Start of Entries supplied

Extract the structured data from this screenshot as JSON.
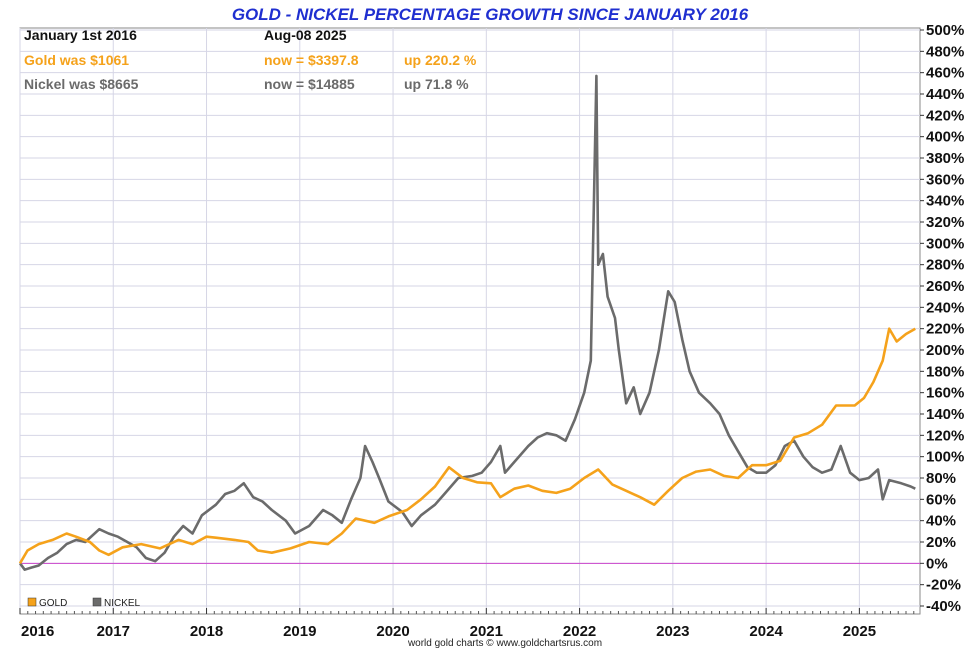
{
  "chart_data": {
    "type": "line",
    "title": "GOLD - NICKEL PERCENTAGE GROWTH SINCE JANUARY 2016",
    "info": {
      "start_label": "January 1st 2016",
      "end_label": "Aug-08  2025",
      "gold_start": "Gold was $1061",
      "gold_now": "now = $3397.8",
      "gold_up": "up 220.2 %",
      "nickel_start": "Nickel was $8665",
      "nickel_now": "now = $14885",
      "nickel_up": "up 71.8 %"
    },
    "x_ticks": [
      "2016",
      "2017",
      "2018",
      "2019",
      "2020",
      "2021",
      "2022",
      "2023",
      "2024",
      "2025"
    ],
    "y_ticks": [
      "500%",
      "480%",
      "460%",
      "440%",
      "420%",
      "400%",
      "380%",
      "360%",
      "340%",
      "320%",
      "300%",
      "280%",
      "260%",
      "240%",
      "220%",
      "200%",
      "180%",
      "160%",
      "140%",
      "120%",
      "100%",
      "80%",
      "60%",
      "40%",
      "20%",
      "0%",
      "-20%",
      "-40%"
    ],
    "ylim": [
      -40,
      500
    ],
    "xlim": [
      2016.0,
      2025.65
    ],
    "grid": true,
    "legend_position": "bottom-left",
    "credit": "world gold charts © www.goldchartsrus.com",
    "colors": {
      "gold": "#f5a21b",
      "nickel": "#6b6b6b",
      "zero_line": "#cc44cc",
      "title": "#1f2fd0",
      "grid": "#d6d6e6"
    },
    "series": [
      {
        "name": "GOLD",
        "color": "#f5a21b",
        "points": [
          [
            2016.0,
            0
          ],
          [
            2016.08,
            12
          ],
          [
            2016.2,
            18
          ],
          [
            2016.35,
            22
          ],
          [
            2016.5,
            28
          ],
          [
            2016.6,
            25
          ],
          [
            2016.75,
            20
          ],
          [
            2016.85,
            12
          ],
          [
            2016.95,
            8
          ],
          [
            2017.1,
            15
          ],
          [
            2017.3,
            18
          ],
          [
            2017.5,
            14
          ],
          [
            2017.7,
            22
          ],
          [
            2017.85,
            18
          ],
          [
            2018.0,
            25
          ],
          [
            2018.1,
            24
          ],
          [
            2018.3,
            22
          ],
          [
            2018.45,
            20
          ],
          [
            2018.55,
            12
          ],
          [
            2018.7,
            10
          ],
          [
            2018.9,
            14
          ],
          [
            2019.1,
            20
          ],
          [
            2019.3,
            18
          ],
          [
            2019.45,
            28
          ],
          [
            2019.6,
            42
          ],
          [
            2019.8,
            38
          ],
          [
            2019.95,
            44
          ],
          [
            2020.15,
            50
          ],
          [
            2020.3,
            60
          ],
          [
            2020.45,
            72
          ],
          [
            2020.6,
            90
          ],
          [
            2020.75,
            80
          ],
          [
            2020.9,
            76
          ],
          [
            2021.05,
            75
          ],
          [
            2021.15,
            62
          ],
          [
            2021.3,
            70
          ],
          [
            2021.45,
            73
          ],
          [
            2021.6,
            68
          ],
          [
            2021.75,
            66
          ],
          [
            2021.9,
            70
          ],
          [
            2022.05,
            80
          ],
          [
            2022.2,
            88
          ],
          [
            2022.35,
            74
          ],
          [
            2022.5,
            68
          ],
          [
            2022.65,
            62
          ],
          [
            2022.8,
            55
          ],
          [
            2022.95,
            68
          ],
          [
            2023.1,
            80
          ],
          [
            2023.25,
            86
          ],
          [
            2023.4,
            88
          ],
          [
            2023.55,
            82
          ],
          [
            2023.7,
            80
          ],
          [
            2023.85,
            92
          ],
          [
            2024.0,
            92
          ],
          [
            2024.15,
            96
          ],
          [
            2024.3,
            118
          ],
          [
            2024.45,
            122
          ],
          [
            2024.6,
            130
          ],
          [
            2024.75,
            148
          ],
          [
            2024.85,
            148
          ],
          [
            2024.95,
            148
          ],
          [
            2025.05,
            155
          ],
          [
            2025.15,
            170
          ],
          [
            2025.25,
            190
          ],
          [
            2025.32,
            220
          ],
          [
            2025.4,
            208
          ],
          [
            2025.5,
            215
          ],
          [
            2025.6,
            220
          ]
        ]
      },
      {
        "name": "NICKEL",
        "color": "#6b6b6b",
        "points": [
          [
            2016.0,
            0
          ],
          [
            2016.05,
            -6
          ],
          [
            2016.12,
            -4
          ],
          [
            2016.2,
            -2
          ],
          [
            2016.3,
            5
          ],
          [
            2016.4,
            10
          ],
          [
            2016.5,
            18
          ],
          [
            2016.6,
            22
          ],
          [
            2016.7,
            20
          ],
          [
            2016.85,
            32
          ],
          [
            2016.95,
            28
          ],
          [
            2017.05,
            25
          ],
          [
            2017.15,
            20
          ],
          [
            2017.25,
            15
          ],
          [
            2017.35,
            5
          ],
          [
            2017.45,
            2
          ],
          [
            2017.55,
            10
          ],
          [
            2017.65,
            25
          ],
          [
            2017.75,
            35
          ],
          [
            2017.85,
            28
          ],
          [
            2017.95,
            45
          ],
          [
            2018.1,
            55
          ],
          [
            2018.2,
            65
          ],
          [
            2018.3,
            68
          ],
          [
            2018.4,
            75
          ],
          [
            2018.5,
            62
          ],
          [
            2018.6,
            58
          ],
          [
            2018.7,
            50
          ],
          [
            2018.85,
            40
          ],
          [
            2018.95,
            28
          ],
          [
            2019.1,
            35
          ],
          [
            2019.25,
            50
          ],
          [
            2019.35,
            45
          ],
          [
            2019.45,
            38
          ],
          [
            2019.55,
            60
          ],
          [
            2019.65,
            80
          ],
          [
            2019.7,
            110
          ],
          [
            2019.78,
            95
          ],
          [
            2019.85,
            80
          ],
          [
            2019.95,
            58
          ],
          [
            2020.1,
            48
          ],
          [
            2020.2,
            35
          ],
          [
            2020.3,
            45
          ],
          [
            2020.45,
            55
          ],
          [
            2020.55,
            65
          ],
          [
            2020.7,
            80
          ],
          [
            2020.85,
            82
          ],
          [
            2020.95,
            85
          ],
          [
            2021.05,
            95
          ],
          [
            2021.15,
            110
          ],
          [
            2021.2,
            85
          ],
          [
            2021.3,
            95
          ],
          [
            2021.45,
            110
          ],
          [
            2021.55,
            118
          ],
          [
            2021.65,
            122
          ],
          [
            2021.75,
            120
          ],
          [
            2021.85,
            115
          ],
          [
            2021.95,
            135
          ],
          [
            2022.05,
            160
          ],
          [
            2022.12,
            190
          ],
          [
            2022.18,
            457
          ],
          [
            2022.2,
            280
          ],
          [
            2022.25,
            290
          ],
          [
            2022.3,
            250
          ],
          [
            2022.38,
            230
          ],
          [
            2022.42,
            200
          ],
          [
            2022.5,
            150
          ],
          [
            2022.58,
            165
          ],
          [
            2022.65,
            140
          ],
          [
            2022.75,
            160
          ],
          [
            2022.85,
            200
          ],
          [
            2022.95,
            255
          ],
          [
            2023.02,
            245
          ],
          [
            2023.1,
            210
          ],
          [
            2023.18,
            180
          ],
          [
            2023.28,
            160
          ],
          [
            2023.4,
            150
          ],
          [
            2023.5,
            140
          ],
          [
            2023.6,
            120
          ],
          [
            2023.7,
            105
          ],
          [
            2023.8,
            90
          ],
          [
            2023.9,
            85
          ],
          [
            2024.0,
            85
          ],
          [
            2024.1,
            92
          ],
          [
            2024.2,
            110
          ],
          [
            2024.3,
            115
          ],
          [
            2024.4,
            100
          ],
          [
            2024.5,
            90
          ],
          [
            2024.6,
            85
          ],
          [
            2024.7,
            88
          ],
          [
            2024.8,
            110
          ],
          [
            2024.9,
            85
          ],
          [
            2025.0,
            78
          ],
          [
            2025.1,
            80
          ],
          [
            2025.2,
            88
          ],
          [
            2025.25,
            60
          ],
          [
            2025.32,
            78
          ],
          [
            2025.45,
            75
          ],
          [
            2025.55,
            72
          ],
          [
            2025.6,
            70
          ]
        ]
      }
    ]
  }
}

End of Entries supplied

Direction –
Using the records above, select and copy every line that has the word "title".

Exercise output –
    "title": "GOLD - NICKEL PERCENTAGE GROWTH SINCE JANUARY 2016",
      "title": "#1f2fd0",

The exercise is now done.